[WHAT IS BEING ASKED]
Reproduce the listing that follows with no differences at all.

(Records from a collection of figures)

=-=-=-=-=

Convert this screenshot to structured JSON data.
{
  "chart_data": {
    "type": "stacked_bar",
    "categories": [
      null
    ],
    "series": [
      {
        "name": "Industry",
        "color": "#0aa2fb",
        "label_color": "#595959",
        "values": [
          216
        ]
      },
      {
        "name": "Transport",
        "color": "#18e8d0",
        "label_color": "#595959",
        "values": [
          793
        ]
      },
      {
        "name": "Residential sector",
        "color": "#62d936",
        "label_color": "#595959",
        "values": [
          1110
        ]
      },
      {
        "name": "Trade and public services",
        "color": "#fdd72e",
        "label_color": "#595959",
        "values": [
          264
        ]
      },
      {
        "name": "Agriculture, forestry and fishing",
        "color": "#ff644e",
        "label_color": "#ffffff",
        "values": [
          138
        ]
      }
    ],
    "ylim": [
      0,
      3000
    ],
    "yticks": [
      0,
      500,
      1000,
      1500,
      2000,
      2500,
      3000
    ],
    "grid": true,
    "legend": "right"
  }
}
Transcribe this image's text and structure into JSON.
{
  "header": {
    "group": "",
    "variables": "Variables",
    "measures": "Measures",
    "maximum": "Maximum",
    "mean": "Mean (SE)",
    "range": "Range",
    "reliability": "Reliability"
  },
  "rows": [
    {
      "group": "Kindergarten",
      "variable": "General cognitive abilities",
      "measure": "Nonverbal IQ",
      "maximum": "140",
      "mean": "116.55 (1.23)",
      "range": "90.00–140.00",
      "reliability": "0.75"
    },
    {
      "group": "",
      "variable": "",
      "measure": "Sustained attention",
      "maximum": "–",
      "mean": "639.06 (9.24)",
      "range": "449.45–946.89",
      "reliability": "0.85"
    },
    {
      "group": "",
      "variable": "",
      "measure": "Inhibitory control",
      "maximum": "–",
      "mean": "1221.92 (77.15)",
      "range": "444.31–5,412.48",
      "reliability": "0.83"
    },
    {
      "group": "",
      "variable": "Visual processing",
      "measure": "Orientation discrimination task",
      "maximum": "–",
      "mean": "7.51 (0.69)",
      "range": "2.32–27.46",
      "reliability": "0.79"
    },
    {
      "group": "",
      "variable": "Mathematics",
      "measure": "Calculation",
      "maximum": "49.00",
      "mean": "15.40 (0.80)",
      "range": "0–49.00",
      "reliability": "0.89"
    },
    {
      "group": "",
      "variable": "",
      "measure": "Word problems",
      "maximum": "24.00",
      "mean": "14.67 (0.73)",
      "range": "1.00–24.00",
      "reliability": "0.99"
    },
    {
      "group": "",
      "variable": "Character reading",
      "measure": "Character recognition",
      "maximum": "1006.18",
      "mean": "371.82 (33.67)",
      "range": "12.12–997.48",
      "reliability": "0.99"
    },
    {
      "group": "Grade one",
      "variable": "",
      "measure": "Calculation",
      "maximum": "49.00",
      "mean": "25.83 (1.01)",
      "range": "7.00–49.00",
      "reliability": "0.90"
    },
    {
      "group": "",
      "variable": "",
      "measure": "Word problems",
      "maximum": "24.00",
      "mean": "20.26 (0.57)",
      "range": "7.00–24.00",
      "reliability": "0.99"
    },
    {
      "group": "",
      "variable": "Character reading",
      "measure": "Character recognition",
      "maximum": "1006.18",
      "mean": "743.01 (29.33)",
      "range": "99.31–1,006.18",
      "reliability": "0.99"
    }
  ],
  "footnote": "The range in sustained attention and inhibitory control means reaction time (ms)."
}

=-=-=-=-=

[EXPECTED OUTPUT]
Convert this screenshot to structured JSON data.
{
  "chart_data": {
    "type": "stacked_bar",
    "categories": [
      null
    ],
    "series": [
      {
        "name": "Industry",
        "color": "#0aa2fb",
        "label_color": "#595959",
        "values": [
          216
        ]
      },
      {
        "name": "Transport",
        "color": "#18e8d0",
        "label_color": "#595959",
        "values": [
          793
        ]
      },
      {
        "name": "Residential sector",
        "color": "#62d936",
        "label_color": "#595959",
        "values": [
          1110
        ]
      },
      {
        "name": "Trade and public services",
        "color": "#fdd72e",
        "label_color": "#595959",
        "values": [
          264
        ]
      },
      {
        "name": "Agriculture, forestry and fishing",
        "color": "#ff644e",
        "label_color": "#ffffff",
        "values": [
          138
        ]
      }
    ],
    "ylim": [
      0,
      3000
    ],
    "yticks": [
      0,
      500,
      1000,
      1500,
      2000,
      2500,
      3000
    ],
    "grid": true,
    "legend": "right"
  }
}
Transcribe this image's text and structure into JSON.
{
  "header": {
    "group": "",
    "variables": "Variables",
    "measures": "Measures",
    "maximum": "Maximum",
    "mean": "Mean (SE)",
    "range": "Range",
    "reliability": "Reliability"
  },
  "rows": [
    {
      "group": "Kindergarten",
      "variable": "General cognitive abilities",
      "measure": "Nonverbal IQ",
      "maximum": "140",
      "mean": "116.55 (1.23)",
      "range": "90.00–140.00",
      "reliability": "0.75"
    },
    {
      "group": "",
      "variable": "",
      "measure": "Sustained attention",
      "maximum": "–",
      "mean": "639.06 (9.24)",
      "range": "449.45–946.89",
      "reliability": "0.85"
    },
    {
      "group": "",
      "variable": "",
      "measure": "Inhibitory control",
      "maximum": "–",
      "mean": "1221.92 (77.15)",
      "range": "444.31–5,412.48",
      "reliability": "0.83"
    },
    {
      "group": "",
      "variable": "Visual processing",
      "measure": "Orientation discrimination task",
      "maximum": "–",
      "mean": "7.51 (0.69)",
      "range": "2.32–27.46",
      "reliability": "0.79"
    },
    {
      "group": "",
      "variable": "Mathematics",
      "measure": "Calculation",
      "maximum": "49.00",
      "mean": "15.40 (0.80)",
      "range": "0–49.00",
      "reliability": "0.89"
    },
    {
      "group": "",
      "variable": "",
      "measure": "Word problems",
      "maximum": "24.00",
      "mean": "14.67 (0.73)",
      "range": "1.00–24.00",
      "reliability": "0.99"
    },
    {
      "group": "",
      "variable": "Character reading",
      "measure": "Character recognition",
      "maximum": "1006.18",
      "mean": "371.82 (33.67)",
      "range": "12.12–997.48",
      "reliability": "0.99"
    },
    {
      "group": "Grade one",
      "variable": "",
      "measure": "Calculation",
      "maximum": "49.00",
      "mean": "25.83 (1.01)",
      "range": "7.00–49.00",
      "reliability": "0.90"
    },
    {
      "group": "",
      "variable": "",
      "measure": "Word problems",
      "maximum": "24.00",
      "mean": "20.26 (0.57)",
      "range": "7.00–24.00",
      "reliability": "0.99"
    },
    {
      "group": "",
      "variable": "Character reading",
      "measure": "Character recognition",
      "maximum": "1006.18",
      "mean": "743.01 (29.33)",
      "range": "99.31–1,006.18",
      "reliability": "0.99"
    }
  ],
  "footnote": "The range in sustained attention and inhibitory control means reaction time (ms)."
}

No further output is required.